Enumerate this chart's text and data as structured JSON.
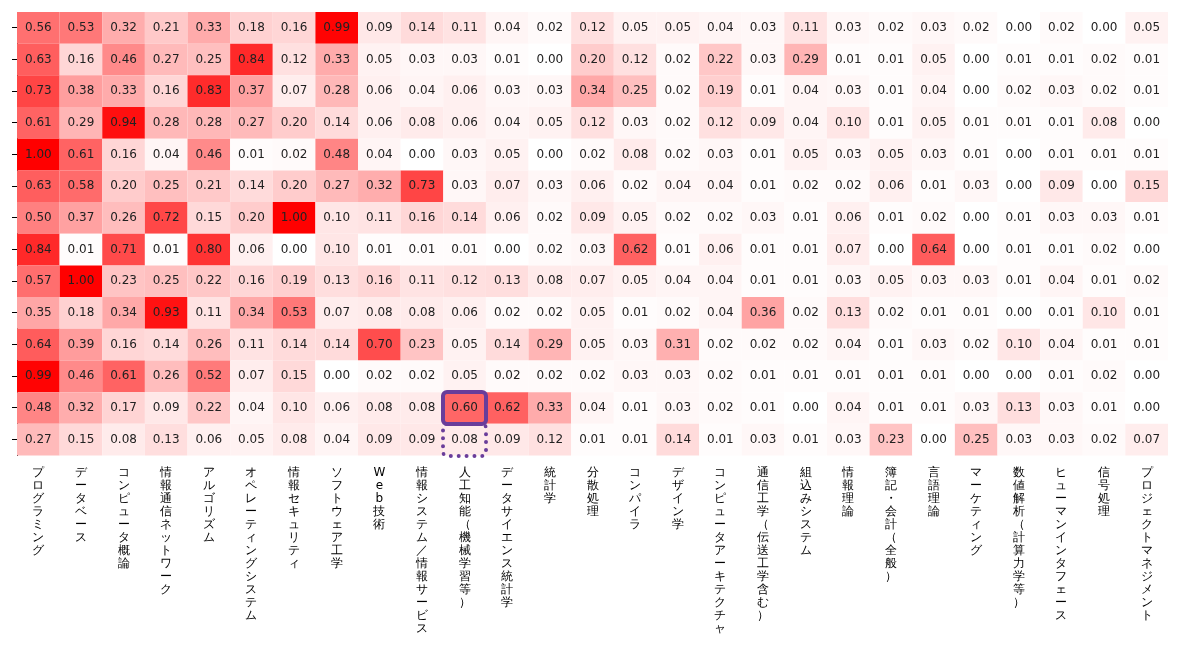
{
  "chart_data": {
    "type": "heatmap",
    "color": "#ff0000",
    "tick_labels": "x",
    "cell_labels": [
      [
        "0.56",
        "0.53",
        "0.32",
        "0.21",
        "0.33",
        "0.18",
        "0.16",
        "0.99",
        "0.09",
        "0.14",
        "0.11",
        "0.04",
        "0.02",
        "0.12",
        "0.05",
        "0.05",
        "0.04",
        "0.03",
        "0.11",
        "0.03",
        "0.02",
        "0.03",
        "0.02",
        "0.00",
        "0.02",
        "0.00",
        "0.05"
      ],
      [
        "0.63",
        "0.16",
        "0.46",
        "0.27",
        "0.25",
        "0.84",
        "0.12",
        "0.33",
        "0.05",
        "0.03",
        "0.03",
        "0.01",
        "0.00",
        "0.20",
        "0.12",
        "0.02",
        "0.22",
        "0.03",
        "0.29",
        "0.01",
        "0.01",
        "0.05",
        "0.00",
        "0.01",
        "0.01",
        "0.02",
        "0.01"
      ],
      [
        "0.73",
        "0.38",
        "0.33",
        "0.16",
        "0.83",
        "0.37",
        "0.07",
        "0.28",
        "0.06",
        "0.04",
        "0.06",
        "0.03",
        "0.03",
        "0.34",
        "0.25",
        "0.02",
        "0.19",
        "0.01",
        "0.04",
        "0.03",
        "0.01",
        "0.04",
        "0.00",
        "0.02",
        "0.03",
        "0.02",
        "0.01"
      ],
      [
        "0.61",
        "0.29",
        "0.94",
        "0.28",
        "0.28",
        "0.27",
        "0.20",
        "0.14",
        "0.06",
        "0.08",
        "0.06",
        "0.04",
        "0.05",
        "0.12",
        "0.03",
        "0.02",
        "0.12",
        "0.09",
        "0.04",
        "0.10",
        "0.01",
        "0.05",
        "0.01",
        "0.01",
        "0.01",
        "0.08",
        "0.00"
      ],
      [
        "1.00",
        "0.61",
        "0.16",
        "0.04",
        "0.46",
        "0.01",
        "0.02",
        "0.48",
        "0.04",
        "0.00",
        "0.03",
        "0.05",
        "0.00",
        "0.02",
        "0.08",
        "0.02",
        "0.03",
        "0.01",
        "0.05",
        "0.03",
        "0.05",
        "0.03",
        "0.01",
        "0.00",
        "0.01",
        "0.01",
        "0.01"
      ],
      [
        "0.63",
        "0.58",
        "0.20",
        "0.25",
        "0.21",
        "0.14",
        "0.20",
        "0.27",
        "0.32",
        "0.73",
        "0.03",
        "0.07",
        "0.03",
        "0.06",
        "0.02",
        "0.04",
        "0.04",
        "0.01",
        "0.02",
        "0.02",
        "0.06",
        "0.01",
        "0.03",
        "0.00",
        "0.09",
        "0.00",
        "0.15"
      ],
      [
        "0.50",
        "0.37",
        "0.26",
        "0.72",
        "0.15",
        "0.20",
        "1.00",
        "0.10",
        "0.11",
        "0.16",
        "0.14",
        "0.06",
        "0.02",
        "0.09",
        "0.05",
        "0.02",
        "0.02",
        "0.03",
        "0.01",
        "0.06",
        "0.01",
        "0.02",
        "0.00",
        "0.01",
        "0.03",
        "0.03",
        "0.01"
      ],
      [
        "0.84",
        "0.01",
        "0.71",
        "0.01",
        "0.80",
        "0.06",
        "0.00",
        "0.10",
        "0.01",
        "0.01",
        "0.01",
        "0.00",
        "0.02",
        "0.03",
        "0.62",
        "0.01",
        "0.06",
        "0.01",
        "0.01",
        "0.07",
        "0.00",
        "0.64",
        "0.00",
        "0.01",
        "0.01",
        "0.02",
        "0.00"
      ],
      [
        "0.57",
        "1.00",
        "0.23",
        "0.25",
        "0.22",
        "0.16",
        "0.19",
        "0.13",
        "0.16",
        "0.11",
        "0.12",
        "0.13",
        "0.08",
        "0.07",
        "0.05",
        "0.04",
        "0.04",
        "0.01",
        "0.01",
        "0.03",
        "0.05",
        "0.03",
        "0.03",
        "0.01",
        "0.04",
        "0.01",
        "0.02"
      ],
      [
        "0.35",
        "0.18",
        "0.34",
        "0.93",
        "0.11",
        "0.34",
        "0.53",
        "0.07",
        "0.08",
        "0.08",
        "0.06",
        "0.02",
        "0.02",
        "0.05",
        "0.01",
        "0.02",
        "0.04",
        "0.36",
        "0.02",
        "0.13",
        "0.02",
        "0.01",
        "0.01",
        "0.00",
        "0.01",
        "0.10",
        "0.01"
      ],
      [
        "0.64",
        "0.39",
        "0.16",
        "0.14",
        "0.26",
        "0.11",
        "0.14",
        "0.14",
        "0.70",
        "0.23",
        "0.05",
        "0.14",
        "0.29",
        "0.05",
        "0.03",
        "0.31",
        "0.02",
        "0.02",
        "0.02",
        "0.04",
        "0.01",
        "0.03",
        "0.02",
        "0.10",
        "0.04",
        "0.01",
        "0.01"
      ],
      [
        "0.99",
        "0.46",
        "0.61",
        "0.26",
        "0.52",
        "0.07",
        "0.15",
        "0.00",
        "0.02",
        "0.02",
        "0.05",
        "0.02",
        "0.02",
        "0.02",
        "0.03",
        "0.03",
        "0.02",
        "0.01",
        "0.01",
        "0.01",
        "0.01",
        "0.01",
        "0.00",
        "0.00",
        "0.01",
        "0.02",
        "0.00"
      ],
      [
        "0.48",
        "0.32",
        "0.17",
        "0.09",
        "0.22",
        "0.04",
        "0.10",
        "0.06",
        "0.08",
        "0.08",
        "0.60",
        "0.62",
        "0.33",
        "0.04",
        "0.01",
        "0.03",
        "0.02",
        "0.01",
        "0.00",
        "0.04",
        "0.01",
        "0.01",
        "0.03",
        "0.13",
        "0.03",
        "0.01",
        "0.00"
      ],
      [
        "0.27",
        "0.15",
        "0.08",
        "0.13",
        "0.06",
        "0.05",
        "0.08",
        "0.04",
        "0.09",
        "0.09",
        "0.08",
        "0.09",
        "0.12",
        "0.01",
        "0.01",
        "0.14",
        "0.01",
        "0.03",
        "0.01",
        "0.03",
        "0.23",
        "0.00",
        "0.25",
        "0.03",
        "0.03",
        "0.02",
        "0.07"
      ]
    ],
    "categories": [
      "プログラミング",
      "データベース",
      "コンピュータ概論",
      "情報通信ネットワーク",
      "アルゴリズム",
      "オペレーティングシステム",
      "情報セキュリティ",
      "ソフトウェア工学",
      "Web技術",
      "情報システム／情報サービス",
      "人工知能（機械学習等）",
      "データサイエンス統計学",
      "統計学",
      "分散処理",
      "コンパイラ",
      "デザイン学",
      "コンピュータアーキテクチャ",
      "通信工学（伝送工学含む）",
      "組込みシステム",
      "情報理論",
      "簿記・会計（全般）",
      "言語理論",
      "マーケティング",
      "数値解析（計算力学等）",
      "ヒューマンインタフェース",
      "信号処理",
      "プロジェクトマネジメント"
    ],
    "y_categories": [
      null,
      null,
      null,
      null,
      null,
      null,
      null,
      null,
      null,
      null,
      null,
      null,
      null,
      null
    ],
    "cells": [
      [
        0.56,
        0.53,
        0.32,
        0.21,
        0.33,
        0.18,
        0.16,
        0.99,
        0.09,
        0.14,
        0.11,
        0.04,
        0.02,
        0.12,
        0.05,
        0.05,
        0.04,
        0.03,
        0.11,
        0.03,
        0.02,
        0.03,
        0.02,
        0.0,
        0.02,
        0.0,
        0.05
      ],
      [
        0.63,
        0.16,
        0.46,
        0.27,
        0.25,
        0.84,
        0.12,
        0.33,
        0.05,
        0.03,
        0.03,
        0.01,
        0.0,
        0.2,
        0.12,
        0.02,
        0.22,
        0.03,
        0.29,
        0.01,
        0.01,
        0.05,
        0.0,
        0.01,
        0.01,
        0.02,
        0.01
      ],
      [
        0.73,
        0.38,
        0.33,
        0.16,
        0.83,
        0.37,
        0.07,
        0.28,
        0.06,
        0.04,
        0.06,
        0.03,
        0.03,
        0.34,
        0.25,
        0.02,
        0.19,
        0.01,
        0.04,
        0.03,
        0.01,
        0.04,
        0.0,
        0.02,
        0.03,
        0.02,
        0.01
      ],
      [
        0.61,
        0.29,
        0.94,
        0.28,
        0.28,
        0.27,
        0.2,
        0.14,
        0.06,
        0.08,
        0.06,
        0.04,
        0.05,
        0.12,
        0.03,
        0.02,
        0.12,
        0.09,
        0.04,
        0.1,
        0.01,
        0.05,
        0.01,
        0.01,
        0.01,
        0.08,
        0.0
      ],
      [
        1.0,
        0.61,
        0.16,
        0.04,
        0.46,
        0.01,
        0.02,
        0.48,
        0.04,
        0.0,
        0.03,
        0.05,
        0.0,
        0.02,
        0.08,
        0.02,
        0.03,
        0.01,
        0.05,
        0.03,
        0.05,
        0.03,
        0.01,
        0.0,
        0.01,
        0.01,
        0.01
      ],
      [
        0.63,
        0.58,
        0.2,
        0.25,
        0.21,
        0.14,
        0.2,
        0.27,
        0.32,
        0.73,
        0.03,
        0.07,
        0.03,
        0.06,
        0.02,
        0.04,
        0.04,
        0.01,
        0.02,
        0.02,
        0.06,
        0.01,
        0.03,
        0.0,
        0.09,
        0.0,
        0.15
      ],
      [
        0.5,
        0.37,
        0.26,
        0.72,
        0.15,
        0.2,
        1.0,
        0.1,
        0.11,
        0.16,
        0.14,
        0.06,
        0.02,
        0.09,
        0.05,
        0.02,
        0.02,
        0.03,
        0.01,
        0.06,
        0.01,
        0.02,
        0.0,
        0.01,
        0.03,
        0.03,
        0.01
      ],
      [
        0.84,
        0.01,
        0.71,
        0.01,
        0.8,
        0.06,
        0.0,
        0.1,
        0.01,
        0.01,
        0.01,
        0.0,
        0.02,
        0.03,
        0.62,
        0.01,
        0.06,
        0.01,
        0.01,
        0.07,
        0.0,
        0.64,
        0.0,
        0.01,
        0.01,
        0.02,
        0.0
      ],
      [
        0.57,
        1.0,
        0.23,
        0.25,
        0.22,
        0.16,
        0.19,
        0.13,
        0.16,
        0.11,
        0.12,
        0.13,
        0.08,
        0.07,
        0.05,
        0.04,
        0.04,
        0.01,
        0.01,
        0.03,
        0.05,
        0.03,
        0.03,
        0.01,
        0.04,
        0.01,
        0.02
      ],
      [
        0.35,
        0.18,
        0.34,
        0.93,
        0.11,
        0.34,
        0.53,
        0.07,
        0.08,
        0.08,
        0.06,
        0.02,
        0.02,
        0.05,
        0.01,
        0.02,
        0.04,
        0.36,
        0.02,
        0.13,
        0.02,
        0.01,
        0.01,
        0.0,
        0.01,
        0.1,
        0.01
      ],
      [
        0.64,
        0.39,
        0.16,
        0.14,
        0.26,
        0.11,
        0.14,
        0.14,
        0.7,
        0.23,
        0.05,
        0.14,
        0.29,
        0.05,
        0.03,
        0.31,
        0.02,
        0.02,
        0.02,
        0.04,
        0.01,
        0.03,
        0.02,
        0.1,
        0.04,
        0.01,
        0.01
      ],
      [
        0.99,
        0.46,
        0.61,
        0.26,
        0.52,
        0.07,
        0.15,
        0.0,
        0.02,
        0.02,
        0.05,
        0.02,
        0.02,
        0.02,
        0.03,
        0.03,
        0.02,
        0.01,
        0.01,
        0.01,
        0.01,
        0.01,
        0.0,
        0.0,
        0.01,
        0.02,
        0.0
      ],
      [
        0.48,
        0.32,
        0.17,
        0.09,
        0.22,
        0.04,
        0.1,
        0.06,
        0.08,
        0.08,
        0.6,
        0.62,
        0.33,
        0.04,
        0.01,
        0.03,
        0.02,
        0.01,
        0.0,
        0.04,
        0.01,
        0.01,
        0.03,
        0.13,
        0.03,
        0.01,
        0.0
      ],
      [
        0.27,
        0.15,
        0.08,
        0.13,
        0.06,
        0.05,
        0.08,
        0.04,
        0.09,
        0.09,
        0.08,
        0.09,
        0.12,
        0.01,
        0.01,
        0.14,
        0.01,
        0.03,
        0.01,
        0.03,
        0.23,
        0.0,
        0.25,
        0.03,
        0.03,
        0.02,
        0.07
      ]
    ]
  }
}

==

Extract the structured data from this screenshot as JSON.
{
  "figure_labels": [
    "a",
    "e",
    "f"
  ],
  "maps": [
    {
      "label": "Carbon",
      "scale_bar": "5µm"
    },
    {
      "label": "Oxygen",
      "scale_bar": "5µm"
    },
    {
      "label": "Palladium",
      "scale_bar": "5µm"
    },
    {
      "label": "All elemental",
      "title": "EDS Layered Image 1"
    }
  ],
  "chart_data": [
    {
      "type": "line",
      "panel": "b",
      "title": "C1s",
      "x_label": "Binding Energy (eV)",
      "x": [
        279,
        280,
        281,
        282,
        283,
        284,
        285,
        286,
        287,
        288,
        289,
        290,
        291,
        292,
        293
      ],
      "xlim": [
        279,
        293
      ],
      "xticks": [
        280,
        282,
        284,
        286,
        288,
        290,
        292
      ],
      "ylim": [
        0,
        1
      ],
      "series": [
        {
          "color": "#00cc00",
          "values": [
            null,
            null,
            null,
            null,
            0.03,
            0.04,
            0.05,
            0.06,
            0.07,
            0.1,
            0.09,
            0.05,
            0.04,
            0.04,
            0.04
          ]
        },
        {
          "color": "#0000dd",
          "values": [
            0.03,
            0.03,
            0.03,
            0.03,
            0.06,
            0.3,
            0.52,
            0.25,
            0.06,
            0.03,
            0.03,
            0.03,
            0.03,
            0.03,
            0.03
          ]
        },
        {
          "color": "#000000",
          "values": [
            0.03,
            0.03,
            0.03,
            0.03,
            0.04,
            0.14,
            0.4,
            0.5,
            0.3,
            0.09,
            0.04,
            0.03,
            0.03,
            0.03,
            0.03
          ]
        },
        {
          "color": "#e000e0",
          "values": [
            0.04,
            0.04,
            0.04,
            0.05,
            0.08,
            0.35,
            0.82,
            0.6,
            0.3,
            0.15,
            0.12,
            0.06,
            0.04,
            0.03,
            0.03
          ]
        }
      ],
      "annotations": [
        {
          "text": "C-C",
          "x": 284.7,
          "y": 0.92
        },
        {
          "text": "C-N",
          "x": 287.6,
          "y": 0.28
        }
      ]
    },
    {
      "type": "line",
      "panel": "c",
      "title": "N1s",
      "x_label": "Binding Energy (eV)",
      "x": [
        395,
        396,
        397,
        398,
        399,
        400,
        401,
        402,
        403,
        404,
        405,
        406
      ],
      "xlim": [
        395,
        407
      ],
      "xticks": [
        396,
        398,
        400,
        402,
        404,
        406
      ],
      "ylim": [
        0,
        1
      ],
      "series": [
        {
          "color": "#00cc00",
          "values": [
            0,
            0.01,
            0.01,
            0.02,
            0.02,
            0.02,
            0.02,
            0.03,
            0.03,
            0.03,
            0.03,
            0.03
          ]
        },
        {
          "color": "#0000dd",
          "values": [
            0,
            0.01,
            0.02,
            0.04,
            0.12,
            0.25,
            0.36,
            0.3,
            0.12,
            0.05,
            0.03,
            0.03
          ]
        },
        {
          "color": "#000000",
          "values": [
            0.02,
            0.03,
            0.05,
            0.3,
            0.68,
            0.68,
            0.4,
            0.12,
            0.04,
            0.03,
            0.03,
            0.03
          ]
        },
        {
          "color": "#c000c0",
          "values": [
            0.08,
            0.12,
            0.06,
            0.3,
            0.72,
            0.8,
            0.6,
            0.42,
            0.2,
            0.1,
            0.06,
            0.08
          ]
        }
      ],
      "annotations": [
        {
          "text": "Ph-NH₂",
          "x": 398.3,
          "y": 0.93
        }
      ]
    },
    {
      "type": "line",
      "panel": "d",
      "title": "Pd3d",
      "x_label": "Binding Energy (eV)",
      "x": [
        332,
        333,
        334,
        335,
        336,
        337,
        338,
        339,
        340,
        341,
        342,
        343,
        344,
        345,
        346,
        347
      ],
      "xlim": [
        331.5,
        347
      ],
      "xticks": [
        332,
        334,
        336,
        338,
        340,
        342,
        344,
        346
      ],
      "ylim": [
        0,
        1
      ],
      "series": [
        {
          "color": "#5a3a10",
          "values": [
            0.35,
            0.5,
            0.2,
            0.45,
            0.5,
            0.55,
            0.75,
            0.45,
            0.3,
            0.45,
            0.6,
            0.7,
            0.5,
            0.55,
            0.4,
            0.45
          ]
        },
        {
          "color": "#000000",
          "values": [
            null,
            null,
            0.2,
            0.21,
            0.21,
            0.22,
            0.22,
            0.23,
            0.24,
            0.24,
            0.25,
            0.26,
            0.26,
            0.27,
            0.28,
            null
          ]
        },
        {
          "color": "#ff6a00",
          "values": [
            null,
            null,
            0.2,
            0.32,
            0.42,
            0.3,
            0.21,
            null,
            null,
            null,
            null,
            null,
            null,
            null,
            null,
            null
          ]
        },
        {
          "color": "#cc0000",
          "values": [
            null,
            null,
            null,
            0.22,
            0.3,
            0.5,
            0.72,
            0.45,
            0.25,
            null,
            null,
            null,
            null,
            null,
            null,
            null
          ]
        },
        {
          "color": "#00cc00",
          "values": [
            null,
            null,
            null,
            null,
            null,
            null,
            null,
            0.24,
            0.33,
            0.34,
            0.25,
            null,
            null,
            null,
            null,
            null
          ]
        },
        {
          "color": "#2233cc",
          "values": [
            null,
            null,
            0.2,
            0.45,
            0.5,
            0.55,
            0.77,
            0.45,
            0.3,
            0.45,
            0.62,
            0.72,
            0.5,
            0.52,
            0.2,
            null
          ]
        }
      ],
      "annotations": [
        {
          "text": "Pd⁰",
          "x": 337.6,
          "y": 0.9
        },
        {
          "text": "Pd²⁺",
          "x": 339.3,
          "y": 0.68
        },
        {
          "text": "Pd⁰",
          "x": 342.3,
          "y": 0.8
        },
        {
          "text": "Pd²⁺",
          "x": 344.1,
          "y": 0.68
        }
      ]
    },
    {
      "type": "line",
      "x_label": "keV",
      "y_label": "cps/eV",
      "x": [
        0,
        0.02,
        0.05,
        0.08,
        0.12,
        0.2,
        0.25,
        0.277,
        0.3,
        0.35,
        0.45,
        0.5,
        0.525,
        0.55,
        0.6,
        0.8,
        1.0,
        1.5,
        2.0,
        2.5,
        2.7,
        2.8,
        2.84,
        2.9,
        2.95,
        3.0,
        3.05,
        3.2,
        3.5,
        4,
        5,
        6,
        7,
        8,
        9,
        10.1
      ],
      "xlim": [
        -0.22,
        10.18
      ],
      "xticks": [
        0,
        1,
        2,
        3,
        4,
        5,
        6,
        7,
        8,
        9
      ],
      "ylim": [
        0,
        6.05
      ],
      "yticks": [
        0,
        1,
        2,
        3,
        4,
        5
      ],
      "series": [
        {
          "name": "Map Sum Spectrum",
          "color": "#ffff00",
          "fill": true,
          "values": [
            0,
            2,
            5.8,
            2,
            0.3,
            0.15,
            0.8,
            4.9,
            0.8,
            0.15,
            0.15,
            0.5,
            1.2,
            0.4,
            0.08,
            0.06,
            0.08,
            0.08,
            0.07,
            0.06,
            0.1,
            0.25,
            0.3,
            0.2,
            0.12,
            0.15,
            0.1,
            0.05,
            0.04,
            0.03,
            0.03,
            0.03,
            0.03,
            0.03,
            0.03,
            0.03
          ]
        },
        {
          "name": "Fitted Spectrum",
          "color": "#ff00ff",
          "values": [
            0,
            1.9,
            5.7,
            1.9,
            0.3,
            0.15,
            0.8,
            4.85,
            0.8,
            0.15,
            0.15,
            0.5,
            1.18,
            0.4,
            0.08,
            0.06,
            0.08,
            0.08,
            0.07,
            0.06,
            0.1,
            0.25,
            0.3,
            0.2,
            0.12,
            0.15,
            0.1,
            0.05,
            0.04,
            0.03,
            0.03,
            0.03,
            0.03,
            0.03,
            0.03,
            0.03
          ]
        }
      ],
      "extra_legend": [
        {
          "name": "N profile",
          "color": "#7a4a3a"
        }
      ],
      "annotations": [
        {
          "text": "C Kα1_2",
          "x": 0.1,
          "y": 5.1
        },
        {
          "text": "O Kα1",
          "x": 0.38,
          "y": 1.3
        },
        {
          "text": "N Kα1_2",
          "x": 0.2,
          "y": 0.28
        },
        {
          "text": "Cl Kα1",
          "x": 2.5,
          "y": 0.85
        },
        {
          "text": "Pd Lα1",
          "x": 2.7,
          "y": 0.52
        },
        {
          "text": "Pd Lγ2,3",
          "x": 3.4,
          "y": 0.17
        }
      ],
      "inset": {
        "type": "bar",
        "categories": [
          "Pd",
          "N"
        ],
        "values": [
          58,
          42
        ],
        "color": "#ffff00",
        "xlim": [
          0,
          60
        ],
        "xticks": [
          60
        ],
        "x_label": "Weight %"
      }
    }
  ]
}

__Your task__: Find the lines above that include the string "Spectrum" and copy them.

__Solution to the exercise__:
          "name": "Map Sum Spectrum",
          "name": "Fitted Spectrum",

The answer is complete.